**Exercise goal:** Find out how many lines of the material contain the string "Klavier" and give only that figure.

---------------

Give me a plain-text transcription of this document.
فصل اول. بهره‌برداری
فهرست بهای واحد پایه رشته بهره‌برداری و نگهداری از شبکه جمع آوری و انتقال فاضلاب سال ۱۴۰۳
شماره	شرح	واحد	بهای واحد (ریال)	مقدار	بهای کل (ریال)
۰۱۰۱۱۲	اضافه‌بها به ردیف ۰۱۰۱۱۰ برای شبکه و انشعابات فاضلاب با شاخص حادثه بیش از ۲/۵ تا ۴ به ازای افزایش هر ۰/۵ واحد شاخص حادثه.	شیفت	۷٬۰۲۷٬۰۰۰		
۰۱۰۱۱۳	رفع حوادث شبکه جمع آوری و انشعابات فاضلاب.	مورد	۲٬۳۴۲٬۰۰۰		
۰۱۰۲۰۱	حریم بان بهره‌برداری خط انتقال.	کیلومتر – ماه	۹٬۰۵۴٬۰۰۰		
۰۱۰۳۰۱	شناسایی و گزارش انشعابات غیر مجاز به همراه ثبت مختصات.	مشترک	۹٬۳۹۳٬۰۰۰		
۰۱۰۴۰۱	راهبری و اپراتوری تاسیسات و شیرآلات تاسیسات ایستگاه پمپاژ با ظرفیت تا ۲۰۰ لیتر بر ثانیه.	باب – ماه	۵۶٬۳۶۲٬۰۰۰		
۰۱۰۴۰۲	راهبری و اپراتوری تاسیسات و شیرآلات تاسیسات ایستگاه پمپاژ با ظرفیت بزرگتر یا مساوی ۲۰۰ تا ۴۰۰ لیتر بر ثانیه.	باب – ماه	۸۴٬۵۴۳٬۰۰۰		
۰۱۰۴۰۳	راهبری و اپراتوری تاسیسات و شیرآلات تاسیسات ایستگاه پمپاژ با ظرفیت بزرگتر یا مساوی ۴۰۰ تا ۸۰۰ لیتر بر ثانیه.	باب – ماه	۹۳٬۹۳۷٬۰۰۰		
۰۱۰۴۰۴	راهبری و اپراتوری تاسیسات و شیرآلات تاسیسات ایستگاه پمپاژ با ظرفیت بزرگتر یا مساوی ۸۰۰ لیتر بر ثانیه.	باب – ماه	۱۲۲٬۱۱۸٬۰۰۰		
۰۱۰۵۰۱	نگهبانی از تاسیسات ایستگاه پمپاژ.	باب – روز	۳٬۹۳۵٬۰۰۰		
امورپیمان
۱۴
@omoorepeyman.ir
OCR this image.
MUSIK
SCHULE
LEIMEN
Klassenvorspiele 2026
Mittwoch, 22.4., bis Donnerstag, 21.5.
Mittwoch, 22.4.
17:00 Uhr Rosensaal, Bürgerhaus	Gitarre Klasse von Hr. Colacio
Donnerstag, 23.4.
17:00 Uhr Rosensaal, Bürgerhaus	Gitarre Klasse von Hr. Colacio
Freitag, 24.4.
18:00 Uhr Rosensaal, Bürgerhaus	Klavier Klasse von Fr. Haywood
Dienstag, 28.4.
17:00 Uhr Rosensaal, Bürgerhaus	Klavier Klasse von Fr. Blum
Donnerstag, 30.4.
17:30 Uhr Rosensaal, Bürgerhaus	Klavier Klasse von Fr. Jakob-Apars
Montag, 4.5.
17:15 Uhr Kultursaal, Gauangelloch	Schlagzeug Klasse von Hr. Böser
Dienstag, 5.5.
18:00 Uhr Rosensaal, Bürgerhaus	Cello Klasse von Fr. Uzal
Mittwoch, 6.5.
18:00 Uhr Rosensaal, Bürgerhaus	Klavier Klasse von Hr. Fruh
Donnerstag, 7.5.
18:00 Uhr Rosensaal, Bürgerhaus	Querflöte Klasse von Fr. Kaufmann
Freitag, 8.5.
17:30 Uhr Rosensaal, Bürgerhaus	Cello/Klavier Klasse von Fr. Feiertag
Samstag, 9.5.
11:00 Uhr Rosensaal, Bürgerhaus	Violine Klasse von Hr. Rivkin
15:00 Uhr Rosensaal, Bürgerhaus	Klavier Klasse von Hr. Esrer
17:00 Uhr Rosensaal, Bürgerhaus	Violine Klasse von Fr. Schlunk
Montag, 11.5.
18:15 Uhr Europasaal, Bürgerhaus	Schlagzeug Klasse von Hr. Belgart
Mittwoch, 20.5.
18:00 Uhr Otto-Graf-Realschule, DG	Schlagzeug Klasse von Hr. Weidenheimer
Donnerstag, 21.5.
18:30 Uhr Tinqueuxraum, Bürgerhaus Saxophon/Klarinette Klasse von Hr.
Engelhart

---------------

**Expected answer:** 6